==== Working data
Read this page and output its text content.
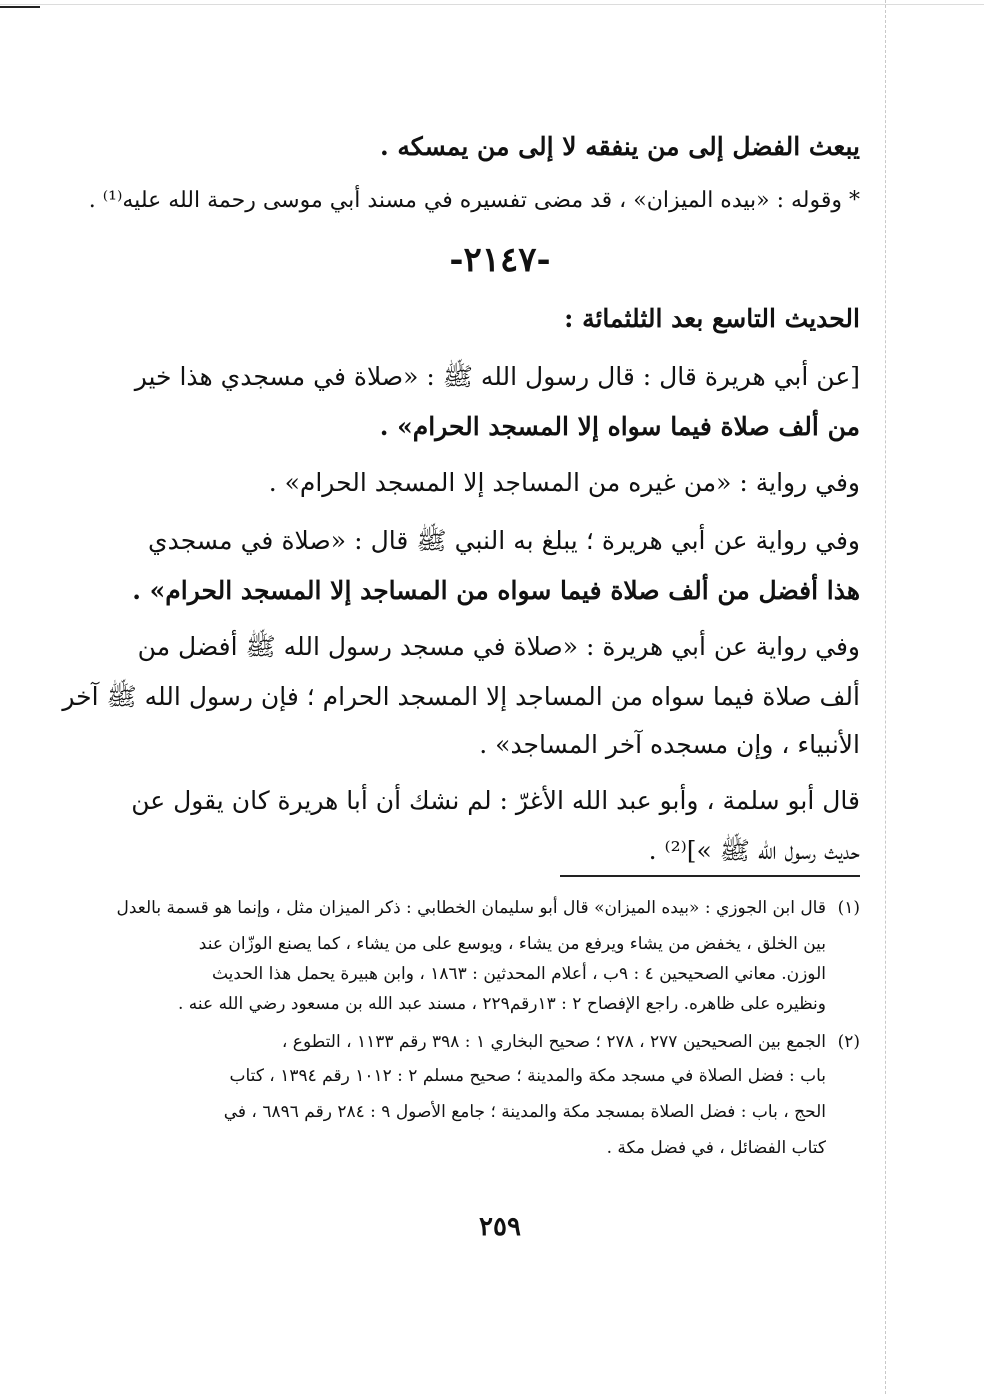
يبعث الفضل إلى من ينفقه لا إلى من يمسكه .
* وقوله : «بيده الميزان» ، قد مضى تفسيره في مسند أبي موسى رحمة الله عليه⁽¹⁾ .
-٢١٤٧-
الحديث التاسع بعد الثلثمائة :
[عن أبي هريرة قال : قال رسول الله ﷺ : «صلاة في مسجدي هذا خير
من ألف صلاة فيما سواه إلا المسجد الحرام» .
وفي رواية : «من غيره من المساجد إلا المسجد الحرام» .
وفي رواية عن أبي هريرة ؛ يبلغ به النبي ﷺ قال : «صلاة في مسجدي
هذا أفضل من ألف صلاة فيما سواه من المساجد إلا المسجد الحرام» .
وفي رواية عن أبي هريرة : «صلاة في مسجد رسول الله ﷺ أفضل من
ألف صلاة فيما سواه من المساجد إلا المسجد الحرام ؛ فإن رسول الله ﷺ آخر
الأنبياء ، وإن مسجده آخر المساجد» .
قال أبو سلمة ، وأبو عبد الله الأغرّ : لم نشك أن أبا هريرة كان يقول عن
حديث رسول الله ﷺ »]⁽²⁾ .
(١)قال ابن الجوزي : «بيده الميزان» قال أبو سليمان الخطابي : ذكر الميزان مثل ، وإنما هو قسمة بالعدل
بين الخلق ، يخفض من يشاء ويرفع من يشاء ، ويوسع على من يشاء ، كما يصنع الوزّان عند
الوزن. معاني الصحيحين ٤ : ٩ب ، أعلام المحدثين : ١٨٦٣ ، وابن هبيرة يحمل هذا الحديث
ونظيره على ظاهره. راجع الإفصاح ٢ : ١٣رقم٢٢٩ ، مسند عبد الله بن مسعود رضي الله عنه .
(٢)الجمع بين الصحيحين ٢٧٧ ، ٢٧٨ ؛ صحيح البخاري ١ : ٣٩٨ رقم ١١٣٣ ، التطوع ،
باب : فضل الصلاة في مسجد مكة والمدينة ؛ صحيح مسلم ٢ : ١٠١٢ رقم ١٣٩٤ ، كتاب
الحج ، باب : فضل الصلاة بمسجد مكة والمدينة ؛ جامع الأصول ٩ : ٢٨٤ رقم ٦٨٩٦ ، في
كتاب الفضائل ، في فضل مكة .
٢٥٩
========
▸ Exercise description
Write out the material above once more, exactly as it reads, with no pictures.

▸ Worked answer
Read this page and output its text content.
يبعث الفضل إلى من ينفقه لا إلى من يمسكه .
* وقوله : «بيده الميزان» ، قد مضى تفسيره في مسند أبي موسى رحمة الله عليه⁽¹⁾ .
-٢١٤٧-
الحديث التاسع بعد الثلثمائة :
[عن أبي هريرة قال : قال رسول الله ﷺ : «صلاة في مسجدي هذا خير
من ألف صلاة فيما سواه إلا المسجد الحرام» .
وفي رواية : «من غيره من المساجد إلا المسجد الحرام» .
وفي رواية عن أبي هريرة ؛ يبلغ به النبي ﷺ قال : «صلاة في مسجدي
هذا أفضل من ألف صلاة فيما سواه من المساجد إلا المسجد الحرام» .
وفي رواية عن أبي هريرة : «صلاة في مسجد رسول الله ﷺ أفضل من
ألف صلاة فيما سواه من المساجد إلا المسجد الحرام ؛ فإن رسول الله ﷺ آخر
الأنبياء ، وإن مسجده آخر المساجد» .
قال أبو سلمة ، وأبو عبد الله الأغرّ : لم نشك أن أبا هريرة كان يقول عن
حديث رسول الله ﷺ »]⁽²⁾ .
(١)قال ابن الجوزي : «بيده الميزان» قال أبو سليمان الخطابي : ذكر الميزان مثل ، وإنما هو قسمة بالعدل
بين الخلق ، يخفض من يشاء ويرفع من يشاء ، ويوسع على من يشاء ، كما يصنع الوزّان عند
الوزن. معاني الصحيحين ٤ : ٩ب ، أعلام المحدثين : ١٨٦٣ ، وابن هبيرة يحمل هذا الحديث
ونظيره على ظاهره. راجع الإفصاح ٢ : ١٣رقم٢٢٩ ، مسند عبد الله بن مسعود رضي الله عنه .
(٢)الجمع بين الصحيحين ٢٧٧ ، ٢٧٨ ؛ صحيح البخاري ١ : ٣٩٨ رقم ١١٣٣ ، التطوع ،
باب : فضل الصلاة في مسجد مكة والمدينة ؛ صحيح مسلم ٢ : ١٠١٢ رقم ١٣٩٤ ، كتاب
الحج ، باب : فضل الصلاة بمسجد مكة والمدينة ؛ جامع الأصول ٩ : ٢٨٤ رقم ٦٨٩٦ ، في
كتاب الفضائل ، في فضل مكة .
٢٥٩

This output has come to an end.